Task statement: Quote the whole listing word for word, please.

____________________

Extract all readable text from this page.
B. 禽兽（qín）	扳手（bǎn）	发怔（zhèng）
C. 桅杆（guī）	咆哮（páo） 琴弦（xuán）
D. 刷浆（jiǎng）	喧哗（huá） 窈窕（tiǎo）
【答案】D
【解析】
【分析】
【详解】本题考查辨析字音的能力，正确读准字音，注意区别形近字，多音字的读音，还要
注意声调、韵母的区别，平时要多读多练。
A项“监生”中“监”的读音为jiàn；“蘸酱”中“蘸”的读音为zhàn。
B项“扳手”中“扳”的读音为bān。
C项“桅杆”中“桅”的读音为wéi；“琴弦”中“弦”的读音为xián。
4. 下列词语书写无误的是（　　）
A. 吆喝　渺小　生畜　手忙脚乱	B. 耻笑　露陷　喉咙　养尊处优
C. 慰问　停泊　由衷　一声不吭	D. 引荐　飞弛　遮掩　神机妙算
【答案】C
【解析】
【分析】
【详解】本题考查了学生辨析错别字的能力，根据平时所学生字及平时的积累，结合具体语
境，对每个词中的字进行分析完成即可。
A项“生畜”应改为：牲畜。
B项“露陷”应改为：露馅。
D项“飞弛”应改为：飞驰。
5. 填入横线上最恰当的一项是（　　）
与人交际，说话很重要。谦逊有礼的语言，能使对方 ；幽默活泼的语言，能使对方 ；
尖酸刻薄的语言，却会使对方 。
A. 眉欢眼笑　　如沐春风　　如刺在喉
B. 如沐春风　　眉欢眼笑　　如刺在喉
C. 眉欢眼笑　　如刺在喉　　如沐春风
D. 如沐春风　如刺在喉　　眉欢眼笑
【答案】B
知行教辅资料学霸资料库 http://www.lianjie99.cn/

____________________

The response:
Extract all readable text from this page.
B. 禽兽（qín）	扳手（bǎn）	发怔（zhèng）
C. 桅杆（guī）	咆哮（páo） 琴弦（xuán）
D. 刷浆（jiǎng）	喧哗（huá） 窈窕（tiǎo）
【答案】D
【解析】
【分析】
【详解】本题考查辨析字音的能力，正确读准字音，注意区别形近字，多音字的读音，还要
注意声调、韵母的区别，平时要多读多练。
A项“监生”中“监”的读音为jiàn；“蘸酱”中“蘸”的读音为zhàn。
B项“扳手”中“扳”的读音为bān。
C项“桅杆”中“桅”的读音为wéi；“琴弦”中“弦”的读音为xián。
4. 下列词语书写无误的是（　　）
A. 吆喝　渺小　生畜　手忙脚乱	B. 耻笑　露陷　喉咙　养尊处优
C. 慰问　停泊　由衷　一声不吭	D. 引荐　飞弛　遮掩　神机妙算
【答案】C
【解析】
【分析】
【详解】本题考查了学生辨析错别字的能力，根据平时所学生字及平时的积累，结合具体语
境，对每个词中的字进行分析完成即可。
A项“生畜”应改为：牲畜。
B项“露陷”应改为：露馅。
D项“飞弛”应改为：飞驰。
5. 填入横线上最恰当的一项是（　　）
与人交际，说话很重要。谦逊有礼的语言，能使对方 ；幽默活泼的语言，能使对方 ；
尖酸刻薄的语言，却会使对方 。
A. 眉欢眼笑　　如沐春风　　如刺在喉
B. 如沐春风　　眉欢眼笑　　如刺在喉
C. 眉欢眼笑　　如刺在喉　　如沐春风
D. 如沐春风　如刺在喉　　眉欢眼笑
【答案】B
知行教辅资料学霸资料库 http://www.lianjie99.cn/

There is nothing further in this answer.